The problem – Find the string "ylabel" in the listing and report every line that has it.

# START OF Supplied data

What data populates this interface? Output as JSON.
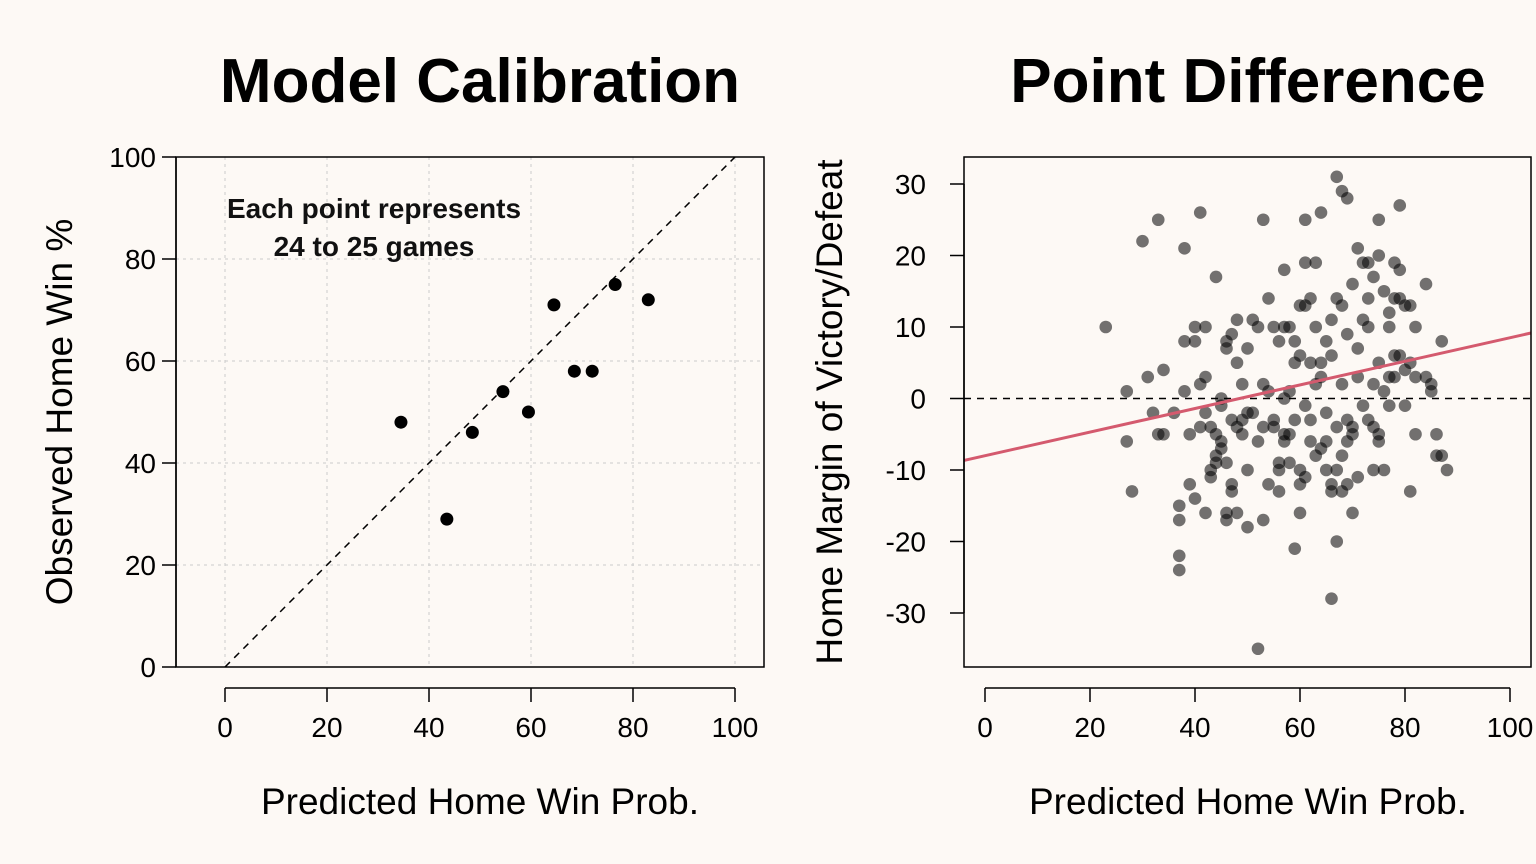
{
  "chart_data": [
    {
      "type": "scatter",
      "title": "Model Calibration",
      "xlabel": "Predicted Home Win Prob.",
      "ylabel": "Observed Home Win %",
      "xlim": [
        -5,
        105
      ],
      "ylim": [
        0,
        100
      ],
      "xticks": [
        0,
        20,
        40,
        60,
        80,
        100
      ],
      "yticks": [
        0,
        20,
        40,
        60,
        80,
        100
      ],
      "grid": true,
      "reference_line": "y = x (dashed)",
      "annotation": [
        "Each point represents",
        "24 to 25 games"
      ],
      "point_color": "#000000",
      "points": [
        {
          "x": 34.5,
          "y": 48
        },
        {
          "x": 43.5,
          "y": 29
        },
        {
          "x": 48.5,
          "y": 46
        },
        {
          "x": 54.5,
          "y": 54
        },
        {
          "x": 59.5,
          "y": 50
        },
        {
          "x": 64.5,
          "y": 71
        },
        {
          "x": 68.5,
          "y": 58
        },
        {
          "x": 72,
          "y": 58
        },
        {
          "x": 76.5,
          "y": 75
        },
        {
          "x": 83,
          "y": 72
        }
      ]
    },
    {
      "type": "scatter",
      "title": "Point Difference",
      "xlabel": "Predicted Home Win Prob.",
      "ylabel": "Home Margin of Victory/Defeat",
      "xlim": [
        -4,
        104
      ],
      "ylim": [
        -37,
        34
      ],
      "xticks": [
        0,
        20,
        40,
        60,
        80,
        100
      ],
      "yticks": [
        -30,
        -20,
        -10,
        0,
        10,
        20,
        30
      ],
      "reference_line": "y = 0 (dashed)",
      "fit_line": {
        "color": "#d45a6e",
        "intercept": -8,
        "slope": 0.165
      },
      "point_color": "rgba(0,0,0,0.55)",
      "points": [
        [
          23,
          10
        ],
        [
          27,
          -6
        ],
        [
          27,
          1
        ],
        [
          28,
          -13
        ],
        [
          30,
          22
        ],
        [
          31,
          3
        ],
        [
          32,
          -2
        ],
        [
          33,
          25
        ],
        [
          33,
          -5
        ],
        [
          34,
          4
        ],
        [
          34,
          -5
        ],
        [
          36,
          -2
        ],
        [
          37,
          -15
        ],
        [
          37,
          -17
        ],
        [
          37,
          -22
        ],
        [
          37,
          -24
        ],
        [
          38,
          21
        ],
        [
          38,
          8
        ],
        [
          38,
          1
        ],
        [
          39,
          -12
        ],
        [
          39,
          -5
        ],
        [
          40,
          10
        ],
        [
          40,
          8
        ],
        [
          40,
          -14
        ],
        [
          41,
          26
        ],
        [
          41,
          2
        ],
        [
          41,
          -4
        ],
        [
          42,
          10
        ],
        [
          42,
          3
        ],
        [
          42,
          -2
        ],
        [
          42,
          -16
        ],
        [
          43,
          -4
        ],
        [
          43,
          -10
        ],
        [
          43,
          -11
        ],
        [
          44,
          17
        ],
        [
          44,
          -8
        ],
        [
          44,
          -5
        ],
        [
          44,
          -9
        ],
        [
          45,
          -6
        ],
        [
          45,
          -7
        ],
        [
          45,
          -1
        ],
        [
          45,
          0
        ],
        [
          46,
          -17
        ],
        [
          46,
          -16
        ],
        [
          46,
          -9
        ],
        [
          46,
          7
        ],
        [
          46,
          8
        ],
        [
          47,
          9
        ],
        [
          47,
          -3
        ],
        [
          47,
          -12
        ],
        [
          47,
          -13
        ],
        [
          48,
          11
        ],
        [
          48,
          5
        ],
        [
          48,
          -16
        ],
        [
          48,
          -4
        ],
        [
          49,
          -3
        ],
        [
          49,
          -5
        ],
        [
          49,
          2
        ],
        [
          50,
          7
        ],
        [
          50,
          -2
        ],
        [
          50,
          -10
        ],
        [
          50,
          -18
        ],
        [
          51,
          11
        ],
        [
          51,
          -2
        ],
        [
          52,
          10
        ],
        [
          52,
          -6
        ],
        [
          52,
          -35
        ],
        [
          53,
          25
        ],
        [
          53,
          2
        ],
        [
          53,
          -4
        ],
        [
          53,
          -17
        ],
        [
          54,
          -12
        ],
        [
          54,
          14
        ],
        [
          54,
          1
        ],
        [
          55,
          -4
        ],
        [
          55,
          10
        ],
        [
          55,
          -3
        ],
        [
          56,
          8
        ],
        [
          56,
          -13
        ],
        [
          56,
          -9
        ],
        [
          56,
          -10
        ],
        [
          57,
          10
        ],
        [
          57,
          -5
        ],
        [
          57,
          -6
        ],
        [
          57,
          18
        ],
        [
          57,
          0
        ],
        [
          58,
          10
        ],
        [
          58,
          -5
        ],
        [
          58,
          -9
        ],
        [
          58,
          1
        ],
        [
          59,
          -21
        ],
        [
          59,
          8
        ],
        [
          59,
          -3
        ],
        [
          59,
          5
        ],
        [
          60,
          13
        ],
        [
          60,
          6
        ],
        [
          60,
          -12
        ],
        [
          60,
          -16
        ],
        [
          60,
          -10
        ],
        [
          61,
          25
        ],
        [
          61,
          19
        ],
        [
          61,
          13
        ],
        [
          61,
          -1
        ],
        [
          61,
          -11
        ],
        [
          62,
          14
        ],
        [
          62,
          5
        ],
        [
          62,
          -6
        ],
        [
          62,
          -3
        ],
        [
          63,
          19
        ],
        [
          63,
          10
        ],
        [
          63,
          -8
        ],
        [
          63,
          2
        ],
        [
          64,
          26
        ],
        [
          64,
          5
        ],
        [
          64,
          3
        ],
        [
          64,
          -7
        ],
        [
          65,
          8
        ],
        [
          65,
          -2
        ],
        [
          65,
          -6
        ],
        [
          65,
          -10
        ],
        [
          66,
          -12
        ],
        [
          66,
          -13
        ],
        [
          66,
          -28
        ],
        [
          66,
          11
        ],
        [
          66,
          6
        ],
        [
          67,
          -20
        ],
        [
          67,
          31
        ],
        [
          67,
          14
        ],
        [
          67,
          -10
        ],
        [
          67,
          -4
        ],
        [
          68,
          29
        ],
        [
          68,
          13
        ],
        [
          68,
          -13
        ],
        [
          68,
          2
        ],
        [
          68,
          -8
        ],
        [
          69,
          28
        ],
        [
          69,
          9
        ],
        [
          69,
          -3
        ],
        [
          69,
          -6
        ],
        [
          69,
          -12
        ],
        [
          70,
          16
        ],
        [
          70,
          -5
        ],
        [
          70,
          -4
        ],
        [
          70,
          -16
        ],
        [
          71,
          21
        ],
        [
          71,
          7
        ],
        [
          71,
          -11
        ],
        [
          71,
          3
        ],
        [
          72,
          19
        ],
        [
          72,
          -1
        ],
        [
          72,
          11
        ],
        [
          73,
          19
        ],
        [
          73,
          -3
        ],
        [
          73,
          10
        ],
        [
          73,
          14
        ],
        [
          74,
          -4
        ],
        [
          74,
          2
        ],
        [
          74,
          17
        ],
        [
          74,
          -10
        ],
        [
          75,
          25
        ],
        [
          75,
          20
        ],
        [
          75,
          5
        ],
        [
          75,
          -5
        ],
        [
          75,
          -6
        ],
        [
          76,
          15
        ],
        [
          76,
          1
        ],
        [
          76,
          -10
        ],
        [
          77,
          12
        ],
        [
          77,
          -1
        ],
        [
          77,
          3
        ],
        [
          77,
          10
        ],
        [
          78,
          19
        ],
        [
          78,
          14
        ],
        [
          78,
          6
        ],
        [
          78,
          3
        ],
        [
          79,
          18
        ],
        [
          79,
          14
        ],
        [
          79,
          27
        ],
        [
          79,
          6
        ],
        [
          80,
          13
        ],
        [
          80,
          4
        ],
        [
          80,
          -1
        ],
        [
          81,
          13
        ],
        [
          81,
          5
        ],
        [
          81,
          -13
        ],
        [
          82,
          10
        ],
        [
          82,
          3
        ],
        [
          82,
          -5
        ],
        [
          84,
          3
        ],
        [
          84,
          16
        ],
        [
          85,
          2
        ],
        [
          85,
          1
        ],
        [
          86,
          -5
        ],
        [
          86,
          -8
        ],
        [
          87,
          -8
        ],
        [
          87,
          8
        ],
        [
          88,
          -10
        ]
      ]
    }
  ]
}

# END OF Supplied data

Complete answer –
      "ylabel": "Observed Home Win %",
      "ylabel": "Home Margin of Victory/Defeat",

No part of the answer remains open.